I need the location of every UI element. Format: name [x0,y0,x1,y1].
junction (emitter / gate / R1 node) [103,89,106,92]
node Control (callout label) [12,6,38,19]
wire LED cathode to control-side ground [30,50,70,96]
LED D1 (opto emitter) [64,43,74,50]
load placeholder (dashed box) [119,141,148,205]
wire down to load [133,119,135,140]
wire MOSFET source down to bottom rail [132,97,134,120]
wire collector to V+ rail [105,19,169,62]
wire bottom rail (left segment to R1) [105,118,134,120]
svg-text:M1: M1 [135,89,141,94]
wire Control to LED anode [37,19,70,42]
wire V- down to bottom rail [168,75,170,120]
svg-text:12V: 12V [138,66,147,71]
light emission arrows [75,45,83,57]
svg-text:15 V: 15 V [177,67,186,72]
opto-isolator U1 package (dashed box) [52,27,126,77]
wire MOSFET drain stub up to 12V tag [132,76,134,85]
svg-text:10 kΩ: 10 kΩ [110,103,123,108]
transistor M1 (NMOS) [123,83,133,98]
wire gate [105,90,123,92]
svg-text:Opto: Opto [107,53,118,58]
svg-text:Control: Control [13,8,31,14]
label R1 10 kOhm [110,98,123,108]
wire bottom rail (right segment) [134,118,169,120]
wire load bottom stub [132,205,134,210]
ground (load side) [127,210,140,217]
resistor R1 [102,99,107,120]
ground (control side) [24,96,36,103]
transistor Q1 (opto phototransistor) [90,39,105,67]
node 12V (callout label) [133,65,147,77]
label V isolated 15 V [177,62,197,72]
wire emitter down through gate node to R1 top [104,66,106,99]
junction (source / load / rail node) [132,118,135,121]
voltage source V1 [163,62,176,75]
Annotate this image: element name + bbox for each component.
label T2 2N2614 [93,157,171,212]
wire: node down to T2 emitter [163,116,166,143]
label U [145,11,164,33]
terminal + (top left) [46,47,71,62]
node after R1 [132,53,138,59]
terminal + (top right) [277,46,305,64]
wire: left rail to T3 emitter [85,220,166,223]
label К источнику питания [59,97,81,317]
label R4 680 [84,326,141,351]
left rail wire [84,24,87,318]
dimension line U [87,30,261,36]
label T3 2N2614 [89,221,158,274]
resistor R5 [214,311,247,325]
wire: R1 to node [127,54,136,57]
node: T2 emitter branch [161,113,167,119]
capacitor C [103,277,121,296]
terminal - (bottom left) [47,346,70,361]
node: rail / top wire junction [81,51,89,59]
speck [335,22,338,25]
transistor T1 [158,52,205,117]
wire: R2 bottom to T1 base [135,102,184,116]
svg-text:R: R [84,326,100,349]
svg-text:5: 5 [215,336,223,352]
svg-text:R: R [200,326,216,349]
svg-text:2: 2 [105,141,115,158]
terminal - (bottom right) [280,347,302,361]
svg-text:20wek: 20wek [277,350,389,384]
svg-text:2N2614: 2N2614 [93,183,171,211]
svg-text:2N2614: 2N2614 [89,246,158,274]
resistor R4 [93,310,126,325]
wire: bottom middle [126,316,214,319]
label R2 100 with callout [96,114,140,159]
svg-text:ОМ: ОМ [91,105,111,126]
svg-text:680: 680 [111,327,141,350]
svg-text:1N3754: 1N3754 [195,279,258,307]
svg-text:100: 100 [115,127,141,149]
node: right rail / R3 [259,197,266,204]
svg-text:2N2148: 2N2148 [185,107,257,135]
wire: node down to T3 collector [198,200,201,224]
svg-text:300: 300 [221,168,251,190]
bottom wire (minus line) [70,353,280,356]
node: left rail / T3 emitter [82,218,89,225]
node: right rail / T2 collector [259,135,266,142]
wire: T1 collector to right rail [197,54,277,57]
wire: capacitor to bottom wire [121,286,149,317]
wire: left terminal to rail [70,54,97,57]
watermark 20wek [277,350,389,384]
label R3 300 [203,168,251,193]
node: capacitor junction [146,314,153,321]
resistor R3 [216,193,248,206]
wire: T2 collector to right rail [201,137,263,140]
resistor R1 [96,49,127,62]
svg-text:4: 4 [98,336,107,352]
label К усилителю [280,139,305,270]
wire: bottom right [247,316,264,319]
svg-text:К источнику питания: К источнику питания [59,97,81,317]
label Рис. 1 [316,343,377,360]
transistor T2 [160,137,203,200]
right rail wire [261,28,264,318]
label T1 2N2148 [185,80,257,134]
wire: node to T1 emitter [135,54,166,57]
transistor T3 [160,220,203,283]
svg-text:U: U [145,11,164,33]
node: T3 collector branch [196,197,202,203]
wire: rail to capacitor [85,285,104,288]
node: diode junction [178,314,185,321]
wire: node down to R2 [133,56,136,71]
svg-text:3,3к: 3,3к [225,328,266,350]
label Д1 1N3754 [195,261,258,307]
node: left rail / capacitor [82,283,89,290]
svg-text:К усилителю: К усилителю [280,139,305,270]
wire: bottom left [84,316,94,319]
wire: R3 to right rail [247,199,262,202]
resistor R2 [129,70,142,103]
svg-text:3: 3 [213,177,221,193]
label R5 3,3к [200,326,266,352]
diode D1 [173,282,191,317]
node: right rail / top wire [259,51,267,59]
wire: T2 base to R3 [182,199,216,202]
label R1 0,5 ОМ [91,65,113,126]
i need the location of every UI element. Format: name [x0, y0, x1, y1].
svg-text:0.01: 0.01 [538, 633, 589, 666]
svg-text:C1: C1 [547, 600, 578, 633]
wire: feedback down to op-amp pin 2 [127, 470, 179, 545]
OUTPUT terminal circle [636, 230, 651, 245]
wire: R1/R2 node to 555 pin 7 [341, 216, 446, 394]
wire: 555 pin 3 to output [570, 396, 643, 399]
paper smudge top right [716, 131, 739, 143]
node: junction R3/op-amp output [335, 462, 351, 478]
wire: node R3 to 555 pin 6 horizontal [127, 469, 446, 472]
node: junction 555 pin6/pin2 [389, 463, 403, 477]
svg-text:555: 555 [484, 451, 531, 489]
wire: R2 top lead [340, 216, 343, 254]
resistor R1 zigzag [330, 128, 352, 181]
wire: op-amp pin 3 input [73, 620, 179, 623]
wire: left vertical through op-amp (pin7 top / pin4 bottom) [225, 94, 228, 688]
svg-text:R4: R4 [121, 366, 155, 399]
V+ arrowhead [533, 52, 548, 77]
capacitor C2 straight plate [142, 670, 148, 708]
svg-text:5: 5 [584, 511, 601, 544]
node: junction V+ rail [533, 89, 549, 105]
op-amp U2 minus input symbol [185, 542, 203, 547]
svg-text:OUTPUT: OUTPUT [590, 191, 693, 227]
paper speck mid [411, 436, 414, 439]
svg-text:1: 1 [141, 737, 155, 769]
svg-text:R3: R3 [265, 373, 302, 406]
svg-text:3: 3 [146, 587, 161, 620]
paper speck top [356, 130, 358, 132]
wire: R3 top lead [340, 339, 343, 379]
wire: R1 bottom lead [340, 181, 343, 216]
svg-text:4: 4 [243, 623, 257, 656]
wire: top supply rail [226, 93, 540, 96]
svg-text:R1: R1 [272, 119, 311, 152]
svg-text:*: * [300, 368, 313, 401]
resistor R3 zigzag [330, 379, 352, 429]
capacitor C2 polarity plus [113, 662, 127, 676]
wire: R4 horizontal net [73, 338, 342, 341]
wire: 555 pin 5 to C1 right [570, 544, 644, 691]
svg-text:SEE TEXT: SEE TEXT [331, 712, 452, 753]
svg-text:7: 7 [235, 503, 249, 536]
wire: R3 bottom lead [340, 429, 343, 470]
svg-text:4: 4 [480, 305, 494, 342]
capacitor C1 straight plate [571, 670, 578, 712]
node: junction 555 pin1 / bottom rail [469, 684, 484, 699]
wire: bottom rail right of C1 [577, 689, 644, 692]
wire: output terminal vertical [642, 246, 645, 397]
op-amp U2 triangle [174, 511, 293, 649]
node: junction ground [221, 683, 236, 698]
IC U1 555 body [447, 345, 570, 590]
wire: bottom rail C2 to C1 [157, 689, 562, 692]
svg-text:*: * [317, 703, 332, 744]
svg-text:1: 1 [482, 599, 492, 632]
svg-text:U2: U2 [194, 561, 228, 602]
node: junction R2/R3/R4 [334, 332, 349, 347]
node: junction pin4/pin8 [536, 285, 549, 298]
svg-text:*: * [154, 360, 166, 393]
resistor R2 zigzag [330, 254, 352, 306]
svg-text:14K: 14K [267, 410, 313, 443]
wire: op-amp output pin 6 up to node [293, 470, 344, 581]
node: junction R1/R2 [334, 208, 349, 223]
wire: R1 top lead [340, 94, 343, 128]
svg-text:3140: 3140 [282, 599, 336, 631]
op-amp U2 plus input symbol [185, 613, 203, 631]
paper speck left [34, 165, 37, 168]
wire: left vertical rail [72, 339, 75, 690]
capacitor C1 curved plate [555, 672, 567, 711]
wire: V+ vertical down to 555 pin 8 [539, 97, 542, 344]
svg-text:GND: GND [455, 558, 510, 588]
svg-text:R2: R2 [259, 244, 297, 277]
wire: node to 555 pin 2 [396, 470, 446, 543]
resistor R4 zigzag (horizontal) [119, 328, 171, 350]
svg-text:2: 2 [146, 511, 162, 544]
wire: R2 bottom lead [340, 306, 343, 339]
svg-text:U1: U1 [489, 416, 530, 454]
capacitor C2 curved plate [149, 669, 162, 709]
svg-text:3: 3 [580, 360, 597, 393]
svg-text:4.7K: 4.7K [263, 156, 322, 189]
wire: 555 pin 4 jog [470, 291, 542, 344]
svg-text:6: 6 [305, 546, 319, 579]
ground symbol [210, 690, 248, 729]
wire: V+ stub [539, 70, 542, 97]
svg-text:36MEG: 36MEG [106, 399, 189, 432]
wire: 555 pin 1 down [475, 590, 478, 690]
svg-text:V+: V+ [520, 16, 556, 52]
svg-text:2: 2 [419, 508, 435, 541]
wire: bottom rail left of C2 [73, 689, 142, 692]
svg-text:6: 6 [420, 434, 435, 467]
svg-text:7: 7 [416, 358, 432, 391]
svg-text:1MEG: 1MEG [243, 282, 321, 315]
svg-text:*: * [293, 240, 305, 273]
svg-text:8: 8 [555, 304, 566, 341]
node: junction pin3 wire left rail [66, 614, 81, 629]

——————

What to work on: Extract every row above that contains the string "lead".

Solved problem:
wire: R2 top lead [340, 216, 343, 254]
wire: R3 top lead [340, 339, 343, 379]
wire: R1 bottom lead [340, 181, 343, 216]
wire: R3 bottom lead [340, 429, 343, 470]
wire: R1 top lead [340, 94, 343, 128]
wire: R2 bottom lead [340, 306, 343, 339]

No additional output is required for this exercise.